═══ Record list ═══
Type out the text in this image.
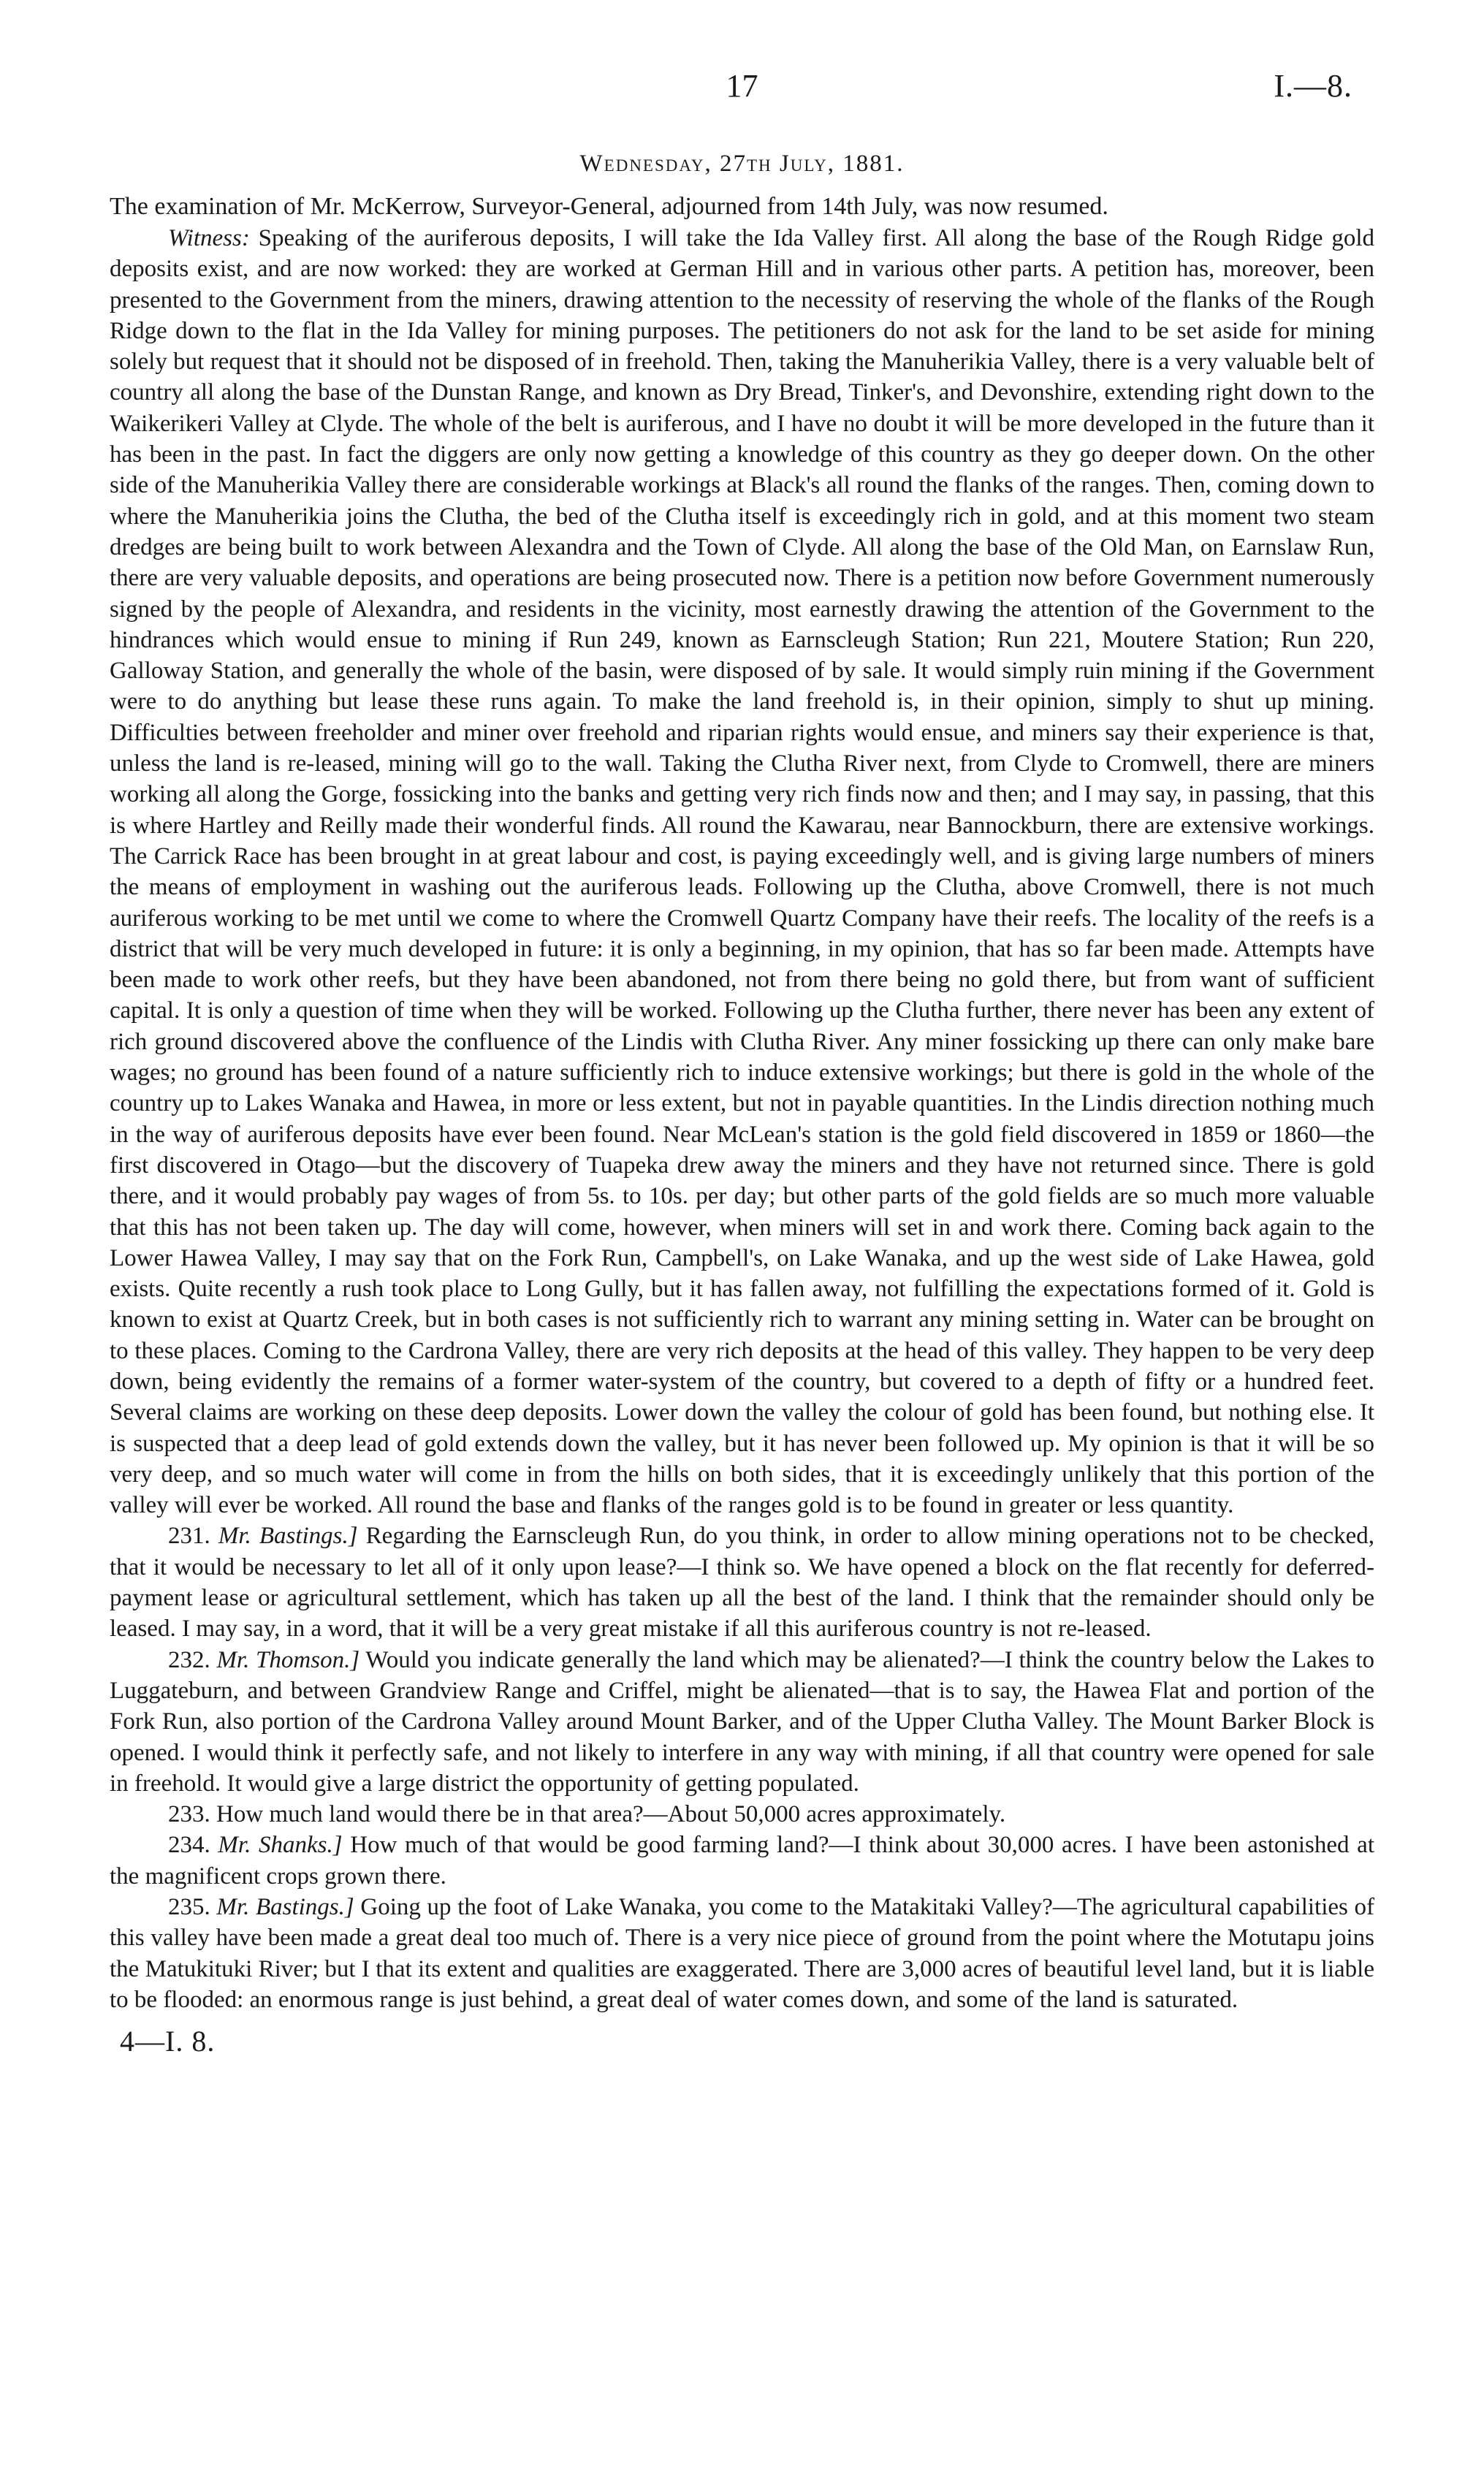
17	I.—8.
Wednesday, 27th July, 1881.
The examination of Mr. McKerrow, Surveyor-General, adjourned from 14th July, was now resumed.

Witness: Speaking of the auriferous deposits, I will take the Ida Valley first. All along the base of the Rough Ridge gold deposits exist, and are now worked: they are worked at German Hill and in various other parts. A petition has, moreover, been presented to the Government from the miners, drawing attention to the necessity of reserving the whole of the flanks of the Rough Ridge down to the flat in the Ida Valley for mining purposes. The petitioners do not ask for the land to be set aside for mining solely but request that it should not be disposed of in freehold. Then, taking the Manuherikia Valley, there is a very valuable belt of country all along the base of the Dunstan Range, and known as Dry Bread, Tinker's, and Devonshire, extending right down to the Waikerikeri Valley at Clyde. The whole of the belt is auriferous, and I have no doubt it will be more developed in the future than it has been in the past. In fact the diggers are only now getting a knowledge of this country as they go deeper down. On the other side of the Manuherikia Valley there are considerable workings at Black's all round the flanks of the ranges. Then, coming down to where the Manuherikia joins the Clutha, the bed of the Clutha itself is exceedingly rich in gold, and at this moment two steam dredges are being built to work between Alexandra and the Town of Clyde. All along the base of the Old Man, on Earnslaw Run, there are very valuable deposits, and operations are being prosecuted now. There is a petition now before Government numerously signed by the people of Alexandra, and residents in the vicinity, most earnestly drawing the attention of the Government to the hindrances which would ensue to mining if Run 249, known as Earnscleugh Station; Run 221, Moutere Station; Run 220, Galloway Station, and generally the whole of the basin, were disposed of by sale. It would simply ruin mining if the Government were to do anything but lease these runs again. To make the land freehold is, in their opinion, simply to shut up mining. Difficulties between freeholder and miner over freehold and riparian rights would ensue, and miners say their experience is that, unless the land is re-leased, mining will go to the wall. Taking the Clutha River next, from Clyde to Cromwell, there are miners working all along the Gorge, fossicking into the banks and getting very rich finds now and then; and I may say, in passing, that this is where Hartley and Reilly made their wonderful finds. All round the Kawarau, near Bannockburn, there are extensive workings. The Carrick Race has been brought in at great labour and cost, is paying exceedingly well, and is giving large numbers of miners the means of employment in washing out the auriferous leads. Following up the Clutha, above Cromwell, there is not much auriferous working to be met until we come to where the Cromwell Quartz Company have their reefs. The locality of the reefs is a district that will be very much developed in future: it is only a beginning, in my opinion, that has so far been made. Attempts have been made to work other reefs, but they have been abandoned, not from there being no gold there, but from want of sufficient capital. It is only a question of time when they will be worked. Following up the Clutha further, there never has been any extent of rich ground discovered above the confluence of the Lindis with Clutha River. Any miner fossicking up there can only make bare wages; no ground has been found of a nature sufficiently rich to induce extensive workings; but there is gold in the whole of the country up to Lakes Wanaka and Hawea, in more or less extent, but not in payable quantities. In the Lindis direction nothing much in the way of auriferous deposits have ever been found. Near McLean's station is the gold field discovered in 1859 or 1860—the first discovered in Otago—but the discovery of Tuapeka drew away the miners and they have not returned since. There is gold there, and it would probably pay wages of from 5s. to 10s. per day; but other parts of the gold fields are so much more valuable that this has not been taken up. The day will come, however, when miners will set in and work there. Coming back again to the Lower Hawea Valley, I may say that on the Fork Run, Campbell's, on Lake Wanaka, and up the west side of Lake Hawea, gold exists. Quite recently a rush took place to Long Gully, but it has fallen away, not fulfilling the expectations formed of it. Gold is known to exist at Quartz Creek, but in both cases is not sufficiently rich to warrant any mining setting in. Water can be brought on to these places. Coming to the Cardrona Valley, there are very rich deposits at the head of this valley. They happen to be very deep down, being evidently the remains of a former water-system of the country, but covered to a depth of fifty or a hundred feet. Several claims are working on these deep deposits. Lower down the valley the colour of gold has been found, but nothing else. It is suspected that a deep lead of gold extends down the valley, but it has never been followed up. My opinion is that it will be so very deep, and so much water will come in from the hills on both sides, that it is exceedingly unlikely that this portion of the valley will ever be worked. All round the base and flanks of the ranges gold is to be found in greater or less quantity.

231. Mr. Bastings.] Regarding the Earnscleugh Run, do you think, in order to allow mining operations not to be checked, that it would be necessary to let all of it only upon lease?—I think so. We have opened a block on the flat recently for deferred-payment lease or agricultural settlement, which has taken up all the best of the land. I think that the remainder should only be leased. I may say, in a word, that it will be a very great mistake if all this auriferous country is not re-leased.

232. Mr. Thomson.] Would you indicate generally the land which may be alienated?—I think the country below the Lakes to Luggateburn, and between Grandview Range and Criffel, might be alienated—that is to say, the Hawea Flat and portion of the Fork Run, also portion of the Cardrona Valley around Mount Barker, and of the Upper Clutha Valley. The Mount Barker Block is opened. I would think it perfectly safe, and not likely to interfere in any way with mining, if all that country were opened for sale in freehold. It would give a large district the opportunity of getting populated.

233. How much land would there be in that area?—About 50,000 acres approximately.

234. Mr. Shanks.] How much of that would be good farming land?—I think about 30,000 acres. I have been astonished at the magnificent crops grown there.

235. Mr. Bastings.] Going up the foot of Lake Wanaka, you come to the Matakitaki Valley?—The agricultural capabilities of this valley have been made a great deal too much of. There is a very nice piece of ground from the point where the Motutapu joins the Matukituki River; but I that its extent and qualities are exaggerated. There are 3,000 acres of beautiful level land, but it is liable to be flooded: an enormous range is just behind, a great deal of water comes down, and some of the land is saturated.

4—I. 8.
═══
*Exercise task*.
Only the count is needed: the number of lines in the data that include the word "July".

*Response below*.
2